--- BEGIN Stored data ---

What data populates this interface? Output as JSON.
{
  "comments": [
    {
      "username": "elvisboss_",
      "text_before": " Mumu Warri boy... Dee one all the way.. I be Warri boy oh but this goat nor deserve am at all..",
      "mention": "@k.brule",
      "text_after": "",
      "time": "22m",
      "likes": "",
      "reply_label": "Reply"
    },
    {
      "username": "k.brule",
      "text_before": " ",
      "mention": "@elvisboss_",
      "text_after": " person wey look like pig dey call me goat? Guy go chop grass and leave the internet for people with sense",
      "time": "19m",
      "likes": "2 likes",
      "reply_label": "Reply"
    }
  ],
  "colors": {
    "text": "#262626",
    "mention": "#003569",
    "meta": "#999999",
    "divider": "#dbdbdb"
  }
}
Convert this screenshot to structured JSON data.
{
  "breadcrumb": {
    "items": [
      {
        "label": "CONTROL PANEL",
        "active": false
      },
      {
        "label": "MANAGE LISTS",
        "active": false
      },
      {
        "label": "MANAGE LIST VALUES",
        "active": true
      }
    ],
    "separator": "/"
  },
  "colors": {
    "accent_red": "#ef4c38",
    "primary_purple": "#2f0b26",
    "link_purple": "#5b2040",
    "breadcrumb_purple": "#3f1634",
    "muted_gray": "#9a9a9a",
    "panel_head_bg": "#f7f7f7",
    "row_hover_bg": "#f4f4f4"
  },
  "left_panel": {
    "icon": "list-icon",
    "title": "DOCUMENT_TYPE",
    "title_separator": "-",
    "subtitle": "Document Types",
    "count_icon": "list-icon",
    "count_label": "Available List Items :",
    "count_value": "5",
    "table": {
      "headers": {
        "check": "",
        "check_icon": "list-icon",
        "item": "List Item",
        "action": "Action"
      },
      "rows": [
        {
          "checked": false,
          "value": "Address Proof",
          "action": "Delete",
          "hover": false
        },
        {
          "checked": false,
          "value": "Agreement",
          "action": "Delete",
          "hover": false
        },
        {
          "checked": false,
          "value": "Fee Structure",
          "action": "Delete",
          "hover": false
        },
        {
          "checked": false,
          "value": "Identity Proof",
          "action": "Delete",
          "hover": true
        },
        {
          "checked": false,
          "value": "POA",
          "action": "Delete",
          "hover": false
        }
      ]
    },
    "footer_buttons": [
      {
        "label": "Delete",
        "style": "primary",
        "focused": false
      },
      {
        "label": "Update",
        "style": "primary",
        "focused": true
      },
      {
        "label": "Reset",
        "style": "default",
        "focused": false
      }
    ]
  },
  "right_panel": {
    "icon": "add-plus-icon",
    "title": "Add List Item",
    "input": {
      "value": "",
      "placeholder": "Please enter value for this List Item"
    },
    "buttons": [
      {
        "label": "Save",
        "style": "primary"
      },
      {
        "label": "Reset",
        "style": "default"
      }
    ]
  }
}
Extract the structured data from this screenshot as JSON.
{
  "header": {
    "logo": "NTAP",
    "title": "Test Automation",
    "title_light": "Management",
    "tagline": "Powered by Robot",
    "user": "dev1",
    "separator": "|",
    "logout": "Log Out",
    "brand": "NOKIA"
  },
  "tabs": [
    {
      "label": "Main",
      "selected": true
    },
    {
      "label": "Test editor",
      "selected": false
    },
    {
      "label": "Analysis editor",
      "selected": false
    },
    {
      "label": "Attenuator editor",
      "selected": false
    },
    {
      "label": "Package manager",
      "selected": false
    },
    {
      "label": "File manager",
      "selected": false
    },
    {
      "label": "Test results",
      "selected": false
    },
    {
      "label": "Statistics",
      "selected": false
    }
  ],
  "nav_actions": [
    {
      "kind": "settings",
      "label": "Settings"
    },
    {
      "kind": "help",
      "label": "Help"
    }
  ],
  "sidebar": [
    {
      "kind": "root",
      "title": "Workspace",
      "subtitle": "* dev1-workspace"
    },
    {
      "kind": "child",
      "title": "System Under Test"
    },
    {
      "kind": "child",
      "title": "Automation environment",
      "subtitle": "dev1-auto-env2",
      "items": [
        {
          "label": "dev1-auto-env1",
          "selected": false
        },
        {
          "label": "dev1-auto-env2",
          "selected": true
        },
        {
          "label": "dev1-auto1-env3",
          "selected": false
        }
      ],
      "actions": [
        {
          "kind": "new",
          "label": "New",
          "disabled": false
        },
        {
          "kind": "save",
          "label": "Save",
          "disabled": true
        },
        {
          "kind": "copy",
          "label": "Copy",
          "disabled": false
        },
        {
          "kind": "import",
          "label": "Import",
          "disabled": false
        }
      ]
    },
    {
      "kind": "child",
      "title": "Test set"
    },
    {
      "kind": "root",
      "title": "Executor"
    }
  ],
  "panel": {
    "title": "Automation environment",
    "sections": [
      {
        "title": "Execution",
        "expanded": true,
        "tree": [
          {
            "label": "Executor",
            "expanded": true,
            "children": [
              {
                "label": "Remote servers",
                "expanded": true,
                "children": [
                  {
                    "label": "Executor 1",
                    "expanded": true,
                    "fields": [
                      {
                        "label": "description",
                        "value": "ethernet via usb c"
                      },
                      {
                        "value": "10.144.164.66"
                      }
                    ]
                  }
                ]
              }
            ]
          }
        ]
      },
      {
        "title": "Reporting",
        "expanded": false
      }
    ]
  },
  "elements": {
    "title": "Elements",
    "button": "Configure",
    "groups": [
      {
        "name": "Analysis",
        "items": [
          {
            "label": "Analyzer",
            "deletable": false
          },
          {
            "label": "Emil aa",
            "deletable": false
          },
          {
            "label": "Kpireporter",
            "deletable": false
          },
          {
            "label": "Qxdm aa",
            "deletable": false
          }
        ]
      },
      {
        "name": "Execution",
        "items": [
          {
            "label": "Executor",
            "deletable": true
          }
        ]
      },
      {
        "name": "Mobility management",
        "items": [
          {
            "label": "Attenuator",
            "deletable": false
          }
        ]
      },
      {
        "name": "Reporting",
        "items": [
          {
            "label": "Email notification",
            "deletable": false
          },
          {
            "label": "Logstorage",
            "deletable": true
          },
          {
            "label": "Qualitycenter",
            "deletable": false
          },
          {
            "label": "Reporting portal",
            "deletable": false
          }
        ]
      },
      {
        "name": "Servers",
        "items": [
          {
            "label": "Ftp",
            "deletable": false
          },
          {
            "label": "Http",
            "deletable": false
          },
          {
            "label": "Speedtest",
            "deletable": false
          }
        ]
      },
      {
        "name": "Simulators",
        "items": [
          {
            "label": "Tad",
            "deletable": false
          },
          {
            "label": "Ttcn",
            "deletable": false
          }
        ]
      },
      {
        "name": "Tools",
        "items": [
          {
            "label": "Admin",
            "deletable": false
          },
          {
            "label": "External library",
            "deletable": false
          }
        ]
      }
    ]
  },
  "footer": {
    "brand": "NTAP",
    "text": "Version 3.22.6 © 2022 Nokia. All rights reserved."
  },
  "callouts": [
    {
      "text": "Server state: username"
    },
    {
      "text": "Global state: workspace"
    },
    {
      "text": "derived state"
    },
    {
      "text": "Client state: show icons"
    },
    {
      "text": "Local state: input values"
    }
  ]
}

--- END Stored data ---

## Task directions
Extract all of the data exactly as written.

## The output
What data populates this interface? Output as JSON.
{
  "comments": [
    {
      "username": "elvisboss_",
      "text_before": " Mumu Warri boy... Dee one all the way.. I be Warri boy oh but this goat nor deserve am at all..",
      "mention": "@k.brule",
      "text_after": "",
      "time": "22m",
      "likes": "",
      "reply_label": "Reply"
    },
    {
      "username": "k.brule",
      "text_before": " ",
      "mention": "@elvisboss_",
      "text_after": " person wey look like pig dey call me goat? Guy go chop grass and leave the internet for people with sense",
      "time": "19m",
      "likes": "2 likes",
      "reply_label": "Reply"
    }
  ],
  "colors": {
    "text": "#262626",
    "mention": "#003569",
    "meta": "#999999",
    "divider": "#dbdbdb"
  }
}
Convert this screenshot to structured JSON data.
{
  "breadcrumb": {
    "items": [
      {
        "label": "CONTROL PANEL",
        "active": false
      },
      {
        "label": "MANAGE LISTS",
        "active": false
      },
      {
        "label": "MANAGE LIST VALUES",
        "active": true
      }
    ],
    "separator": "/"
  },
  "colors": {
    "accent_red": "#ef4c38",
    "primary_purple": "#2f0b26",
    "link_purple": "#5b2040",
    "breadcrumb_purple": "#3f1634",
    "muted_gray": "#9a9a9a",
    "panel_head_bg": "#f7f7f7",
    "row_hover_bg": "#f4f4f4"
  },
  "left_panel": {
    "icon": "list-icon",
    "title": "DOCUMENT_TYPE",
    "title_separator": "-",
    "subtitle": "Document Types",
    "count_icon": "list-icon",
    "count_label": "Available List Items :",
    "count_value": "5",
    "table": {
      "headers": {
        "check": "",
        "check_icon": "list-icon",
        "item": "List Item",
        "action": "Action"
      },
      "rows": [
        {
          "checked": false,
          "value": "Address Proof",
          "action": "Delete",
          "hover": false
        },
        {
          "checked": false,
          "value": "Agreement",
          "action": "Delete",
          "hover": false
        },
        {
          "checked": false,
          "value": "Fee Structure",
          "action": "Delete",
          "hover": false
        },
        {
          "checked": false,
          "value": "Identity Proof",
          "action": "Delete",
          "hover": true
        },
        {
          "checked": false,
          "value": "POA",
          "action": "Delete",
          "hover": false
        }
      ]
    },
    "footer_buttons": [
      {
        "label": "Delete",
        "style": "primary",
        "focused": false
      },
      {
        "label": "Update",
        "style": "primary",
        "focused": true
      },
      {
        "label": "Reset",
        "style": "default",
        "focused": false
      }
    ]
  },
  "right_panel": {
    "icon": "add-plus-icon",
    "title": "Add List Item",
    "input": {
      "value": "",
      "placeholder": "Please enter value for this List Item"
    },
    "buttons": [
      {
        "label": "Save",
        "style": "primary"
      },
      {
        "label": "Reset",
        "style": "default"
      }
    ]
  }
}
Extract the structured data from this screenshot as JSON.
{
  "header": {
    "logo": "NTAP",
    "title": "Test Automation",
    "title_light": "Management",
    "tagline": "Powered by Robot",
    "user": "dev1",
    "separator": "|",
    "logout": "Log Out",
    "brand": "NOKIA"
  },
  "tabs": [
    {
      "label": "Main",
      "selected": true
    },
    {
      "label": "Test editor",
      "selected": false
    },
    {
      "label": "Analysis editor",
      "selected": false
    },
    {
      "label": "Attenuator editor",
      "selected": false
    },
    {
      "label": "Package manager",
      "selected": false
    },
    {
      "label": "File manager",
      "selected": false
    },
    {
      "label": "Test results",
      "selected": false
    },
    {
      "label": "Statistics",
      "selected": false
    }
  ],
  "nav_actions": [
    {
      "kind": "settings",
      "label": "Settings"
    },
    {
      "kind": "help",
      "label": "Help"
    }
  ],
  "sidebar": [
    {
      "kind": "root",
      "title": "Workspace",
      "subtitle": "* dev1-workspace"
    },
    {
      "kind": "child",
      "title": "System Under Test"
    },
    {
      "kind": "child",
      "title": "Automation environment",
      "subtitle": "dev1-auto-env2",
      "items": [
        {
          "label": "dev1-auto-env1",
          "selected": false
        },
        {
          "label": "dev1-auto-env2",
          "selected": true
        },
        {
          "label": "dev1-auto1-env3",
          "selected": false
        }
      ],
      "actions": [
        {
          "kind": "new",
          "label": "New",
          "disabled": false
        },
        {
          "kind": "save",
          "label": "Save",
          "disabled": true
        },
        {
          "kind": "copy",
          "label": "Copy",
          "disabled": false
        },
        {
          "kind": "import",
          "label": "Import",
          "disabled": false
        }
      ]
    },
    {
      "kind": "child",
      "title": "Test set"
    },
    {
      "kind": "root",
      "title": "Executor"
    }
  ],
  "panel": {
    "title": "Automation environment",
    "sections": [
      {
        "title": "Execution",
        "expanded": true,
        "tree": [
          {
            "label": "Executor",
            "expanded": true,
            "children": [
              {
                "label": "Remote servers",
                "expanded": true,
                "children": [
                  {
                    "label": "Executor 1",
                    "expanded": true,
                    "fields": [
                      {
                        "label": "description",
                        "value": "ethernet via usb c"
                      },
                      {
                        "value": "10.144.164.66"
                      }
                    ]
                  }
                ]
              }
            ]
          }
        ]
      },
      {
        "title": "Reporting",
        "expanded": false
      }
    ]
  },
  "elements": {
    "title": "Elements",
    "button": "Configure",
    "groups": [
      {
        "name": "Analysis",
        "items": [
          {
            "label": "Analyzer",
            "deletable": false
          },
          {
            "label": "Emil aa",
            "deletable": false
          },
          {
            "label": "Kpireporter",
            "deletable": false
          },
          {
            "label": "Qxdm aa",
            "deletable": false
          }
        ]
      },
      {
        "name": "Execution",
        "items": [
          {
            "label": "Executor",
            "deletable": true
          }
        ]
      },
      {
        "name": "Mobility management",
        "items": [
          {
            "label": "Attenuator",
            "deletable": false
          }
        ]
      },
      {
        "name": "Reporting",
        "items": [
          {
            "label": "Email notification",
            "deletable": false
          },
          {
            "label": "Logstorage",
            "deletable": true
          },
          {
            "label": "Qualitycenter",
            "deletable": false
          },
          {
            "label": "Reporting portal",
            "deletable": false
          }
        ]
      },
      {
        "name": "Servers",
        "items": [
          {
            "label": "Ftp",
            "deletable": false
          },
          {
            "label": "Http",
            "deletable": false
          },
          {
            "label": "Speedtest",
            "deletable": false
          }
        ]
      },
      {
        "name": "Simulators",
        "items": [
          {
            "label": "Tad",
            "deletable": false
          },
          {
            "label": "Ttcn",
            "deletable": false
          }
        ]
      },
      {
        "name": "Tools",
        "items": [
          {
            "label": "Admin",
            "deletable": false
          },
          {
            "label": "External library",
            "deletable": false
          }
        ]
      }
    ]
  },
  "footer": {
    "brand": "NTAP",
    "text": "Version 3.22.6 © 2022 Nokia. All rights reserved."
  },
  "callouts": [
    {
      "text": "Server state: username"
    },
    {
      "text": "Global state: workspace"
    },
    {
      "text": "derived state"
    },
    {
      "text": "Client state: show icons"
    },
    {
      "text": "Local state: input values"
    }
  ]
}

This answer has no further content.